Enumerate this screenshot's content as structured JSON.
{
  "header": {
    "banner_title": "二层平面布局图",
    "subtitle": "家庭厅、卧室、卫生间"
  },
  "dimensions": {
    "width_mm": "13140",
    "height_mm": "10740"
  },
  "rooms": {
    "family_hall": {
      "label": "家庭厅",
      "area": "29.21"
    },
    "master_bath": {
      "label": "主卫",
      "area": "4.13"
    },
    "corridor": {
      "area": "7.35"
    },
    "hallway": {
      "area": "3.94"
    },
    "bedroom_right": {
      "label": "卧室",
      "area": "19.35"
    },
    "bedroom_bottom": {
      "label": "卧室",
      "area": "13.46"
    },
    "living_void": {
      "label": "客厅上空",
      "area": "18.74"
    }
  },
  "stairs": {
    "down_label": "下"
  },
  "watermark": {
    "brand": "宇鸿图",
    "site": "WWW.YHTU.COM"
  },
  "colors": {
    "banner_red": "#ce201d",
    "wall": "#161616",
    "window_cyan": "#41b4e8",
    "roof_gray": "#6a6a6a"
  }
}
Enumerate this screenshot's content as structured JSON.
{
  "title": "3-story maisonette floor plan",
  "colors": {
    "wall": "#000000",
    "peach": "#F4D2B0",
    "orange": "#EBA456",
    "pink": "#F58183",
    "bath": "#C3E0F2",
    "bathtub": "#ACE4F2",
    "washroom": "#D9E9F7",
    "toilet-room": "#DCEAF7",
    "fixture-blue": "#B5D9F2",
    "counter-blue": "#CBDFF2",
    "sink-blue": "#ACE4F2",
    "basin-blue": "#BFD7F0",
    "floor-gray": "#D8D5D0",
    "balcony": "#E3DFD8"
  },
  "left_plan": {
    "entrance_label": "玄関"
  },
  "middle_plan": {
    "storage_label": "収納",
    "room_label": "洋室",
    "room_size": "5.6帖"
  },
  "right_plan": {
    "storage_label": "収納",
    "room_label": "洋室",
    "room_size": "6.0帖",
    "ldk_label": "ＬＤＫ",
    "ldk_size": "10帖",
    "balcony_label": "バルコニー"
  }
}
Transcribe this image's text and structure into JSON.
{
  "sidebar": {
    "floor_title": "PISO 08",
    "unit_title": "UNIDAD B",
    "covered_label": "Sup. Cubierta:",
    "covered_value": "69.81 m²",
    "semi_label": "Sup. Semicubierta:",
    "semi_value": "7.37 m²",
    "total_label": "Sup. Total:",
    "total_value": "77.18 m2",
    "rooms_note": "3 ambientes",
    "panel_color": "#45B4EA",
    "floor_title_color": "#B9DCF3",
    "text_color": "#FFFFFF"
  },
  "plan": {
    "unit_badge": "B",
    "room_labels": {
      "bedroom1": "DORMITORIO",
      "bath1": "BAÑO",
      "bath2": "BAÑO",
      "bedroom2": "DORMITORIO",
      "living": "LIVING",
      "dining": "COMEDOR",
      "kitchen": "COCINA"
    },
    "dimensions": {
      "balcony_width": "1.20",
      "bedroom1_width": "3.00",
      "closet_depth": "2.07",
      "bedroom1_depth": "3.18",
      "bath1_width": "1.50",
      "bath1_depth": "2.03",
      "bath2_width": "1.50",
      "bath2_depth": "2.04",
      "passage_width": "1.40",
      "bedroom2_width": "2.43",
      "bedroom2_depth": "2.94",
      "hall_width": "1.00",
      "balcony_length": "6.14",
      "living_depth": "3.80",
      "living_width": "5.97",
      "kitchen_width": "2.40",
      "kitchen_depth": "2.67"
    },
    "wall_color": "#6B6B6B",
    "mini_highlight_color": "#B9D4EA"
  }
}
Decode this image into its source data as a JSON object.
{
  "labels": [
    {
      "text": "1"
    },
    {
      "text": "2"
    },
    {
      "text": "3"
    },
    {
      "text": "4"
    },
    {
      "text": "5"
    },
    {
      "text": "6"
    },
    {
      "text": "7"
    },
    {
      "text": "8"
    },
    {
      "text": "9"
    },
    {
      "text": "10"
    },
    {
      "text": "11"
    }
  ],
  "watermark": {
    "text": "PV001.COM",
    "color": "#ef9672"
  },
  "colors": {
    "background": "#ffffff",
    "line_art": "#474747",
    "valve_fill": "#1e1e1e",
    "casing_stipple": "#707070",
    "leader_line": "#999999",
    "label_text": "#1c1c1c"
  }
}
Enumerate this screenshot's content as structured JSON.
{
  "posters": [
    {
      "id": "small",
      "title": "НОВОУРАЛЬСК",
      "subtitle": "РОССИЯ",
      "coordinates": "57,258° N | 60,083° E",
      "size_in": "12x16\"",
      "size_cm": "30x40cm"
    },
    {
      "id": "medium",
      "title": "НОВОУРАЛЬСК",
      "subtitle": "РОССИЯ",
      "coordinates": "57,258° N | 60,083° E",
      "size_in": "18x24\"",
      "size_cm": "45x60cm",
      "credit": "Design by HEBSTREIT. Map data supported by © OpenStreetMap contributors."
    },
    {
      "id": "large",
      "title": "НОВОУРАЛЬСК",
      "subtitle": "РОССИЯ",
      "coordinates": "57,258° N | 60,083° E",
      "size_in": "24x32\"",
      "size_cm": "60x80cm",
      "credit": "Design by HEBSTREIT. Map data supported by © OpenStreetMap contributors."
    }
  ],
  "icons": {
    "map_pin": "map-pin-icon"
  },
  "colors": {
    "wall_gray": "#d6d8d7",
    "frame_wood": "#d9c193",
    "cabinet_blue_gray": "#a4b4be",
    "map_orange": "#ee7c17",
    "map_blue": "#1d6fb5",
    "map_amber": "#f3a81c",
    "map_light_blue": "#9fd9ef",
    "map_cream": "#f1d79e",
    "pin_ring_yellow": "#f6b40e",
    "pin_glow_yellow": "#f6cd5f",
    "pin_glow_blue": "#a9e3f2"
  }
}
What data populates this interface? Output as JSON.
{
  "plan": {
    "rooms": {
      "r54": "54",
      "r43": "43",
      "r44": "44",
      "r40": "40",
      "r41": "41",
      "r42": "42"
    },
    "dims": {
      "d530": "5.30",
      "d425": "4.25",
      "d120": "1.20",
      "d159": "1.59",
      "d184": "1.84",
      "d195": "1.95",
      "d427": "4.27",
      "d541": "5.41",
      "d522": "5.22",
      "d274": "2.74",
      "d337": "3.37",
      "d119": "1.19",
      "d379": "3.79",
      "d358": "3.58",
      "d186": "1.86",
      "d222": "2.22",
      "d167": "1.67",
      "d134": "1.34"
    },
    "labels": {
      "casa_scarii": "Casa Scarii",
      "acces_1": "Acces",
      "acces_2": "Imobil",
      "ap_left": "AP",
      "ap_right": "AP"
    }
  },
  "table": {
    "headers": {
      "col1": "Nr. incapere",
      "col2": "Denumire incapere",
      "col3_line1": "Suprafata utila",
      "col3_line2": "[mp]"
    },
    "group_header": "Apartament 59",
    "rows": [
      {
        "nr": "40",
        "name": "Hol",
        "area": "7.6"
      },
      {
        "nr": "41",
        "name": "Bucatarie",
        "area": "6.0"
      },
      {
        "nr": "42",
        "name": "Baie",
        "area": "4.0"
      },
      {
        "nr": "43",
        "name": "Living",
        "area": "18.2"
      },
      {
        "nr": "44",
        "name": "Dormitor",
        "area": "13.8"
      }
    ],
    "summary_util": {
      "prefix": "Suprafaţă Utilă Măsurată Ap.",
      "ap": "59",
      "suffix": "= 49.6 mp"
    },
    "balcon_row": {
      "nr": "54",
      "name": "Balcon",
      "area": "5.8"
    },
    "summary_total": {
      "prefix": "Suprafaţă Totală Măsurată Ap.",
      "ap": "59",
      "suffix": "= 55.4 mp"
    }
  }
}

_Task to carry out_
Above are the records; copy all of them exactly.

_Problem solution_
Enumerate this screenshot's content as structured JSON.
{
  "header": {
    "banner_title": "二层平面布局图",
    "subtitle": "家庭厅、卧室、卫生间"
  },
  "dimensions": {
    "width_mm": "13140",
    "height_mm": "10740"
  },
  "rooms": {
    "family_hall": {
      "label": "家庭厅",
      "area": "29.21"
    },
    "master_bath": {
      "label": "主卫",
      "area": "4.13"
    },
    "corridor": {
      "area": "7.35"
    },
    "hallway": {
      "area": "3.94"
    },
    "bedroom_right": {
      "label": "卧室",
      "area": "19.35"
    },
    "bedroom_bottom": {
      "label": "卧室",
      "area": "13.46"
    },
    "living_void": {
      "label": "客厅上空",
      "area": "18.74"
    }
  },
  "stairs": {
    "down_label": "下"
  },
  "watermark": {
    "brand": "宇鸿图",
    "site": "WWW.YHTU.COM"
  },
  "colors": {
    "banner_red": "#ce201d",
    "wall": "#161616",
    "window_cyan": "#41b4e8",
    "roof_gray": "#6a6a6a"
  }
}
Enumerate this screenshot's content as structured JSON.
{
  "title": "3-story maisonette floor plan",
  "colors": {
    "wall": "#000000",
    "peach": "#F4D2B0",
    "orange": "#EBA456",
    "pink": "#F58183",
    "bath": "#C3E0F2",
    "bathtub": "#ACE4F2",
    "washroom": "#D9E9F7",
    "toilet-room": "#DCEAF7",
    "fixture-blue": "#B5D9F2",
    "counter-blue": "#CBDFF2",
    "sink-blue": "#ACE4F2",
    "basin-blue": "#BFD7F0",
    "floor-gray": "#D8D5D0",
    "balcony": "#E3DFD8"
  },
  "left_plan": {
    "entrance_label": "玄関"
  },
  "middle_plan": {
    "storage_label": "収納",
    "room_label": "洋室",
    "room_size": "5.6帖"
  },
  "right_plan": {
    "storage_label": "収納",
    "room_label": "洋室",
    "room_size": "6.0帖",
    "ldk_label": "ＬＤＫ",
    "ldk_size": "10帖",
    "balcony_label": "バルコニー"
  }
}
Transcribe this image's text and structure into JSON.
{
  "sidebar": {
    "floor_title": "PISO 08",
    "unit_title": "UNIDAD B",
    "covered_label": "Sup. Cubierta:",
    "covered_value": "69.81 m²",
    "semi_label": "Sup. Semicubierta:",
    "semi_value": "7.37 m²",
    "total_label": "Sup. Total:",
    "total_value": "77.18 m2",
    "rooms_note": "3 ambientes",
    "panel_color": "#45B4EA",
    "floor_title_color": "#B9DCF3",
    "text_color": "#FFFFFF"
  },
  "plan": {
    "unit_badge": "B",
    "room_labels": {
      "bedroom1": "DORMITORIO",
      "bath1": "BAÑO",
      "bath2": "BAÑO",
      "bedroom2": "DORMITORIO",
      "living": "LIVING",
      "dining": "COMEDOR",
      "kitchen": "COCINA"
    },
    "dimensions": {
      "balcony_width": "1.20",
      "bedroom1_width": "3.00",
      "closet_depth": "2.07",
      "bedroom1_depth": "3.18",
      "bath1_width": "1.50",
      "bath1_depth": "2.03",
      "bath2_width": "1.50",
      "bath2_depth": "2.04",
      "passage_width": "1.40",
      "bedroom2_width": "2.43",
      "bedroom2_depth": "2.94",
      "hall_width": "1.00",
      "balcony_length": "6.14",
      "living_depth": "3.80",
      "living_width": "5.97",
      "kitchen_width": "2.40",
      "kitchen_depth": "2.67"
    },
    "wall_color": "#6B6B6B",
    "mini_highlight_color": "#B9D4EA"
  }
}
Decode this image into its source data as a JSON object.
{
  "labels": [
    {
      "text": "1"
    },
    {
      "text": "2"
    },
    {
      "text": "3"
    },
    {
      "text": "4"
    },
    {
      "text": "5"
    },
    {
      "text": "6"
    },
    {
      "text": "7"
    },
    {
      "text": "8"
    },
    {
      "text": "9"
    },
    {
      "text": "10"
    },
    {
      "text": "11"
    }
  ],
  "watermark": {
    "text": "PV001.COM",
    "color": "#ef9672"
  },
  "colors": {
    "background": "#ffffff",
    "line_art": "#474747",
    "valve_fill": "#1e1e1e",
    "casing_stipple": "#707070",
    "leader_line": "#999999",
    "label_text": "#1c1c1c"
  }
}
Enumerate this screenshot's content as structured JSON.
{
  "posters": [
    {
      "id": "small",
      "title": "НОВОУРАЛЬСК",
      "subtitle": "РОССИЯ",
      "coordinates": "57,258° N | 60,083° E",
      "size_in": "12x16\"",
      "size_cm": "30x40cm"
    },
    {
      "id": "medium",
      "title": "НОВОУРАЛЬСК",
      "subtitle": "РОССИЯ",
      "coordinates": "57,258° N | 60,083° E",
      "size_in": "18x24\"",
      "size_cm": "45x60cm",
      "credit": "Design by HEBSTREIT. Map data supported by © OpenStreetMap contributors."
    },
    {
      "id": "large",
      "title": "НОВОУРАЛЬСК",
      "subtitle": "РОССИЯ",
      "coordinates": "57,258° N | 60,083° E",
      "size_in": "24x32\"",
      "size_cm": "60x80cm",
      "credit": "Design by HEBSTREIT. Map data supported by © OpenStreetMap contributors."
    }
  ],
  "icons": {
    "map_pin": "map-pin-icon"
  },
  "colors": {
    "wall_gray": "#d6d8d7",
    "frame_wood": "#d9c193",
    "cabinet_blue_gray": "#a4b4be",
    "map_orange": "#ee7c17",
    "map_blue": "#1d6fb5",
    "map_amber": "#f3a81c",
    "map_light_blue": "#9fd9ef",
    "map_cream": "#f1d79e",
    "pin_ring_yellow": "#f6b40e",
    "pin_glow_yellow": "#f6cd5f",
    "pin_glow_blue": "#a9e3f2"
  }
}
What data populates this interface? Output as JSON.
{
  "plan": {
    "rooms": {
      "r54": "54",
      "r43": "43",
      "r44": "44",
      "r40": "40",
      "r41": "41",
      "r42": "42"
    },
    "dims": {
      "d530": "5.30",
      "d425": "4.25",
      "d120": "1.20",
      "d159": "1.59",
      "d184": "1.84",
      "d195": "1.95",
      "d427": "4.27",
      "d541": "5.41",
      "d522": "5.22",
      "d274": "2.74",
      "d337": "3.37",
      "d119": "1.19",
      "d379": "3.79",
      "d358": "3.58",
      "d186": "1.86",
      "d222": "2.22",
      "d167": "1.67",
      "d134": "1.34"
    },
    "labels": {
      "casa_scarii": "Casa Scarii",
      "acces_1": "Acces",
      "acces_2": "Imobil",
      "ap_left": "AP",
      "ap_right": "AP"
    }
  },
  "table": {
    "headers": {
      "col1": "Nr. incapere",
      "col2": "Denumire incapere",
      "col3_line1": "Suprafata utila",
      "col3_line2": "[mp]"
    },
    "group_header": "Apartament 59",
    "rows": [
      {
        "nr": "40",
        "name": "Hol",
        "area": "7.6"
      },
      {
        "nr": "41",
        "name": "Bucatarie",
        "area": "6.0"
      },
      {
        "nr": "42",
        "name": "Baie",
        "area": "4.0"
      },
      {
        "nr": "43",
        "name": "Living",
        "area": "18.2"
      },
      {
        "nr": "44",
        "name": "Dormitor",
        "area": "13.8"
      }
    ],
    "summary_util": {
      "prefix": "Suprafaţă Utilă Măsurată Ap.",
      "ap": "59",
      "suffix": "= 49.6 mp"
    },
    "balcon_row": {
      "nr": "54",
      "name": "Balcon",
      "area": "5.8"
    },
    "summary_total": {
      "prefix": "Suprafaţă Totală Măsurată Ap.",
      "ap": "59",
      "suffix": "= 55.4 mp"
    }
  }
}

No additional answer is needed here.